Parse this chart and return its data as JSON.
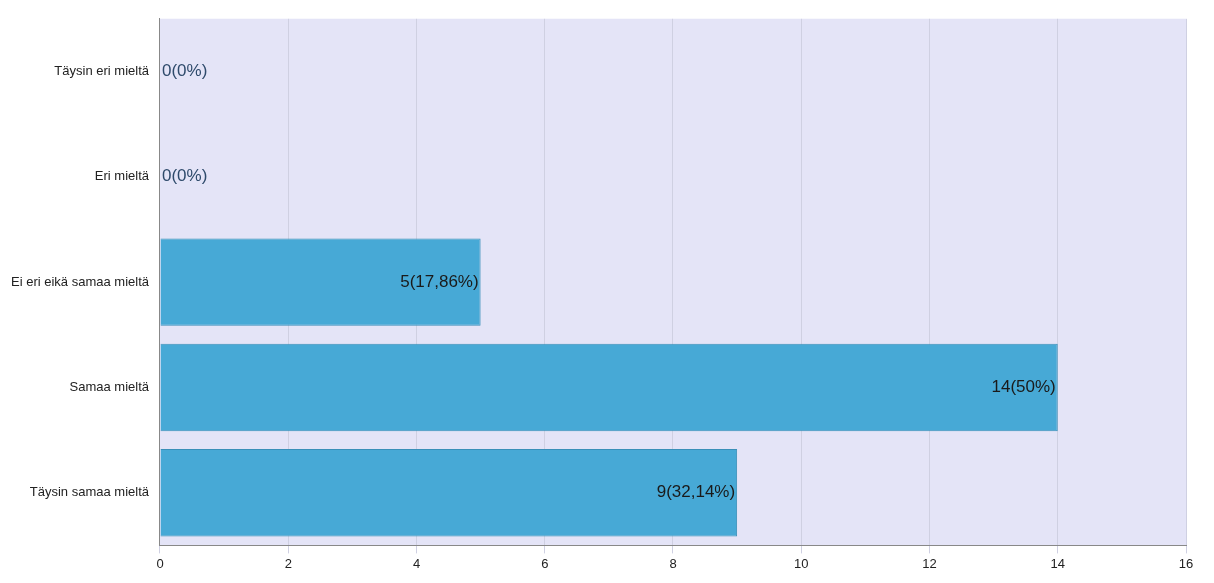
{
  "chart_data": {
    "type": "bar",
    "orientation": "horizontal",
    "categories": [
      "Täysin eri mieltä",
      "Eri mieltä",
      "Ei eri eikä samaa mieltä",
      "Samaa mieltä",
      "Täysin samaa mieltä"
    ],
    "values": [
      0,
      0,
      5,
      14,
      9
    ],
    "value_labels": [
      "0(0%)",
      "0(0%)",
      "5(17,86%)",
      "14(50%)",
      "9(32,14%)"
    ],
    "color": "#47a9d6",
    "xlim": [
      0,
      16
    ],
    "xticks": [
      0,
      2,
      4,
      6,
      8,
      10,
      12,
      14,
      16
    ],
    "grid": "x",
    "legend": false
  }
}
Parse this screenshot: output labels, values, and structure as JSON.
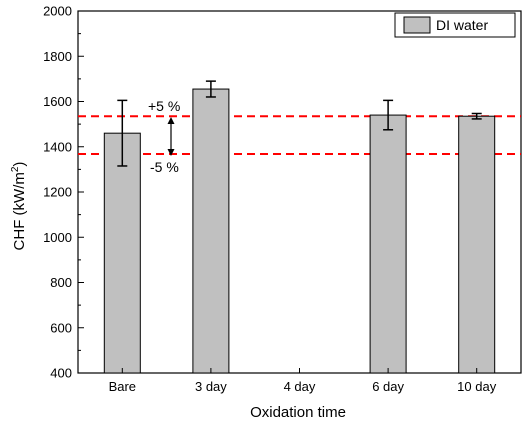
{
  "chart_data": {
    "type": "bar",
    "categories": [
      "Bare",
      "3 day",
      "4 day",
      "6 day",
      "10 day"
    ],
    "series": [
      {
        "name": "DI water",
        "values": [
          1460,
          1655,
          null,
          1540,
          1535
        ],
        "errors": [
          145,
          35,
          null,
          65,
          12
        ],
        "color": "#c0c0c0"
      }
    ],
    "xlabel": "Oxidation time",
    "ylabel_main": "CHF (kW/m",
    "ylabel_sup": "2",
    "ylabel_close": ")",
    "ylim": [
      400,
      2000
    ],
    "yticks": [
      400,
      600,
      800,
      1000,
      1200,
      1400,
      1600,
      1800,
      2000
    ],
    "reference_lines": [
      {
        "label": "+5 %",
        "value": 1535,
        "color": "#ff0000",
        "style": "dashed"
      },
      {
        "label": "-5 %",
        "value": 1368,
        "color": "#ff0000",
        "style": "dashed"
      }
    ],
    "legend_position": "top-right",
    "grid": false
  }
}
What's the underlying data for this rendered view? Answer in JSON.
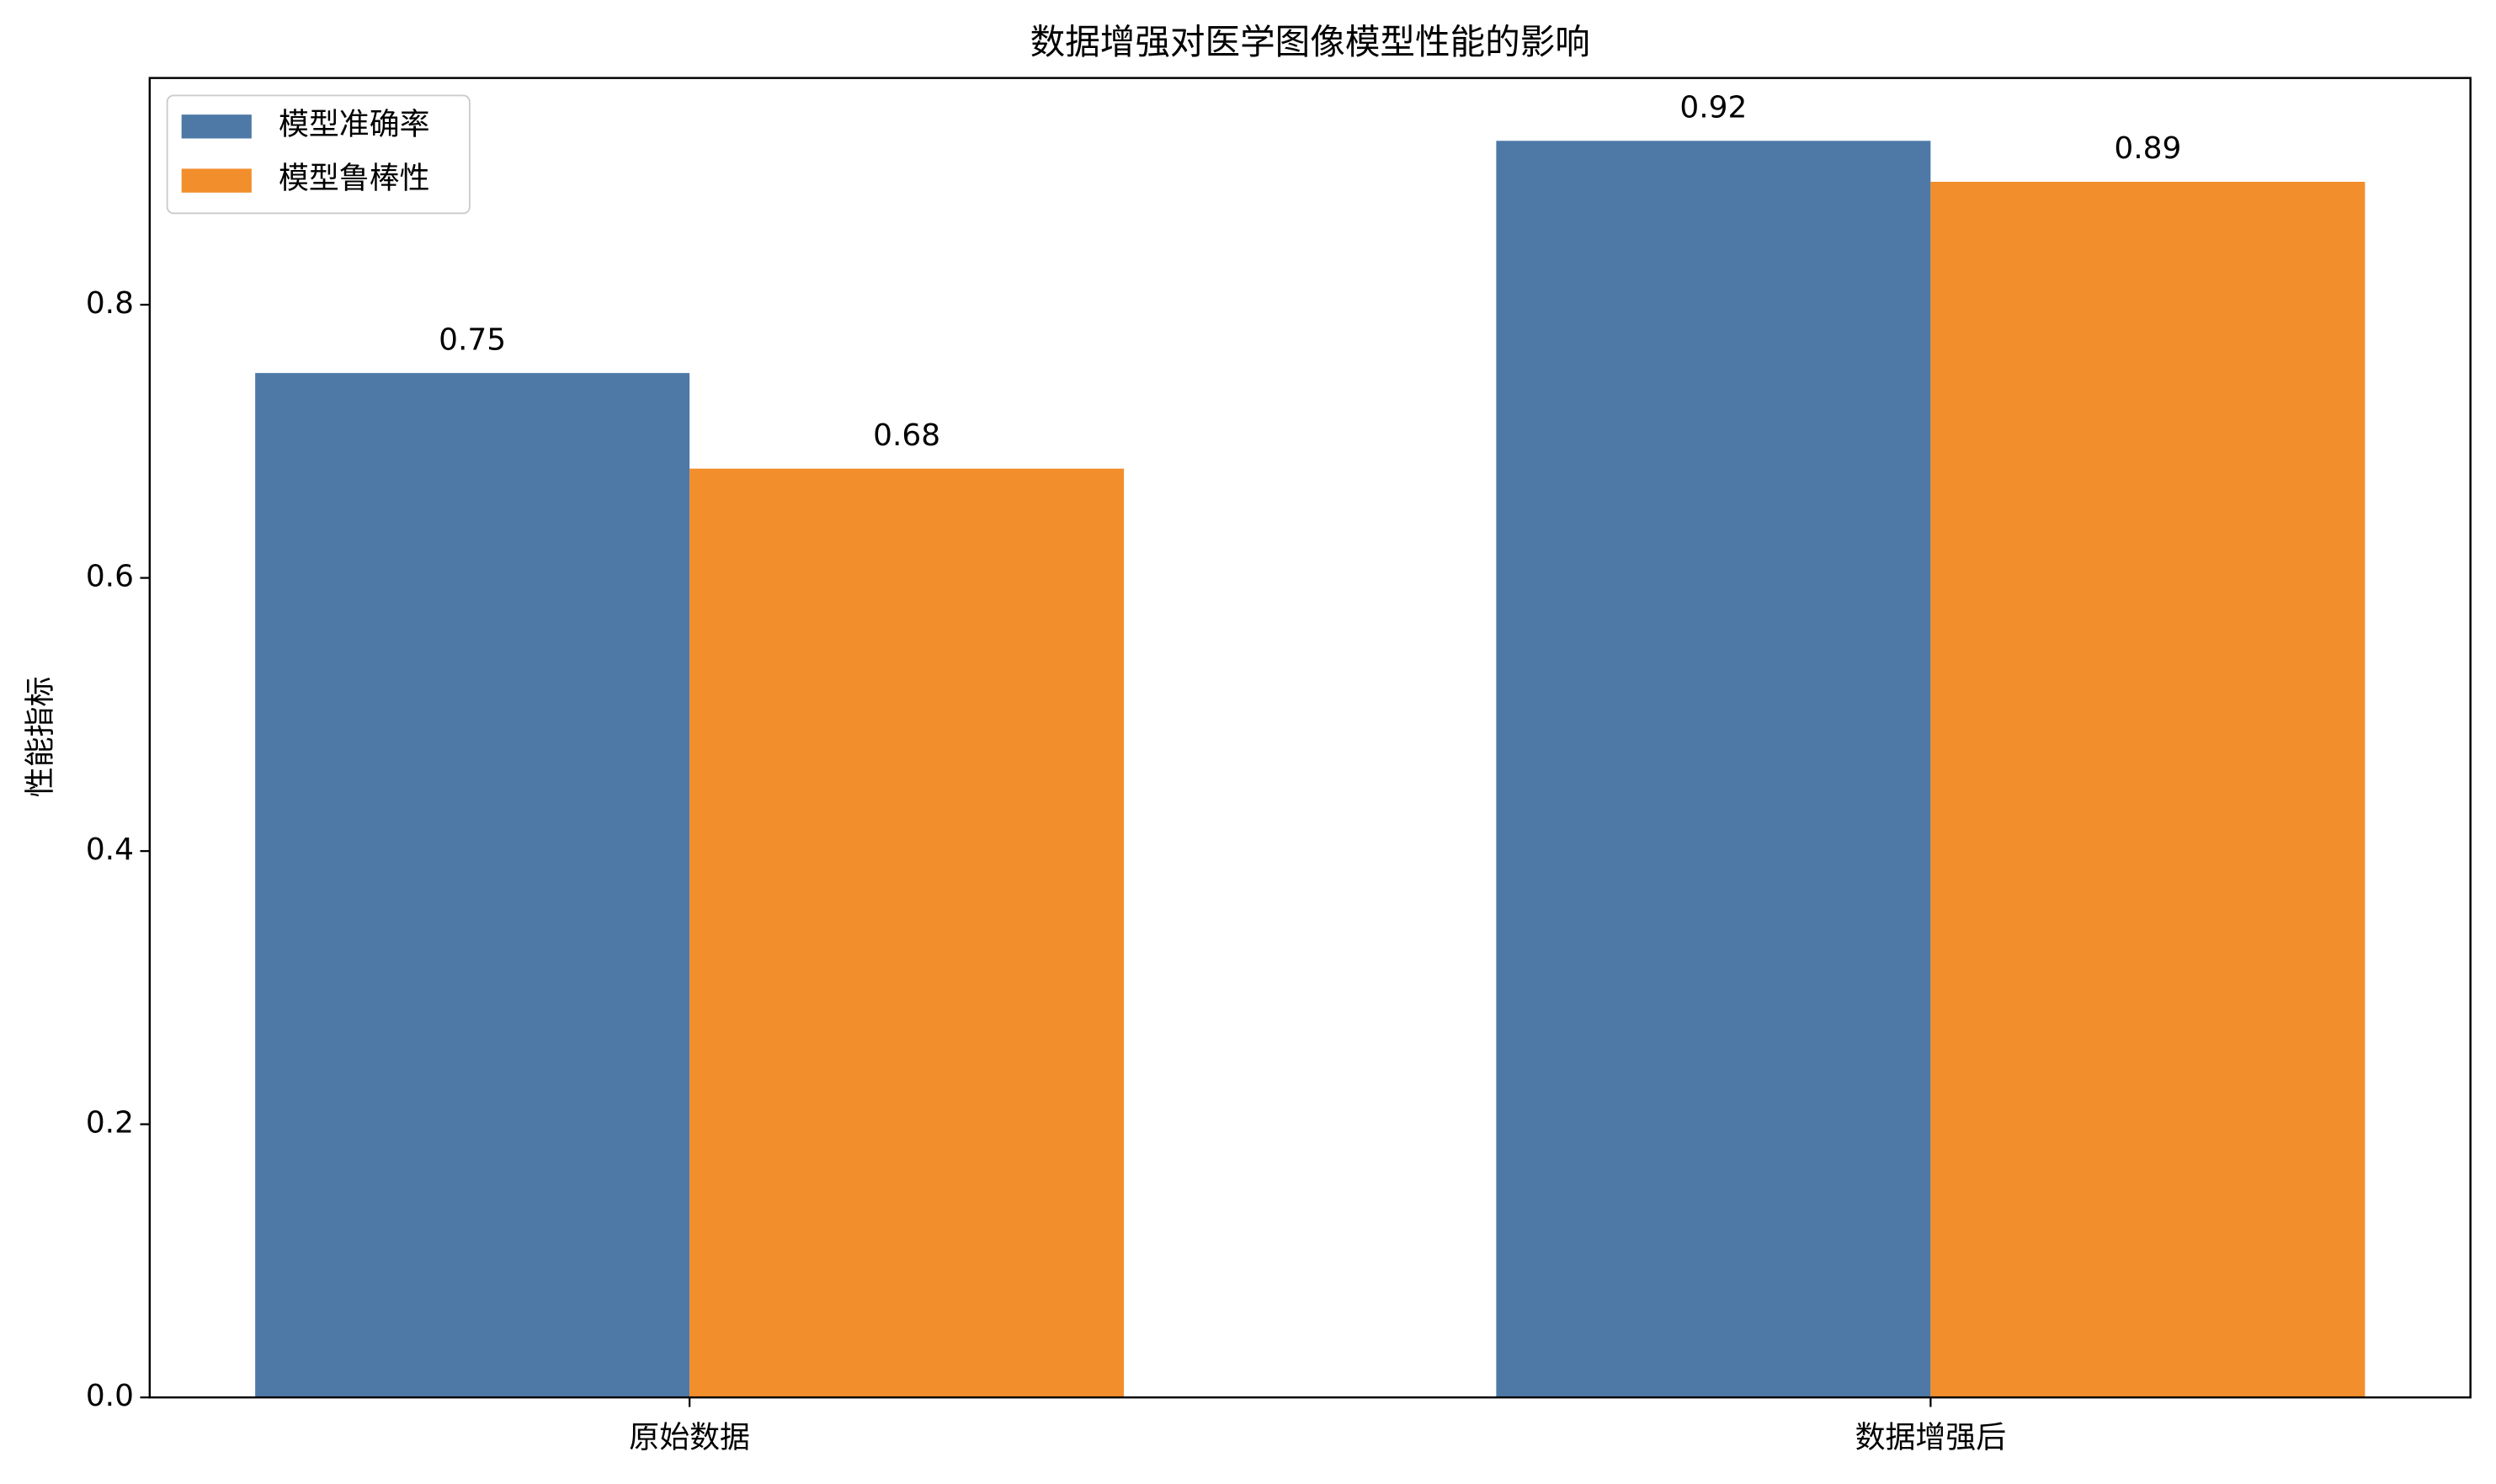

▶ [Set problem]:
Copy every line that includes the string "mieltä" from the material above.

▶ [Result]:
      "Täysin eri mieltä",
      "Eri mieltä",
      "Ei eri eikä samaa mieltä",
      "Samaa mieltä",
      "Täysin samaa mieltä"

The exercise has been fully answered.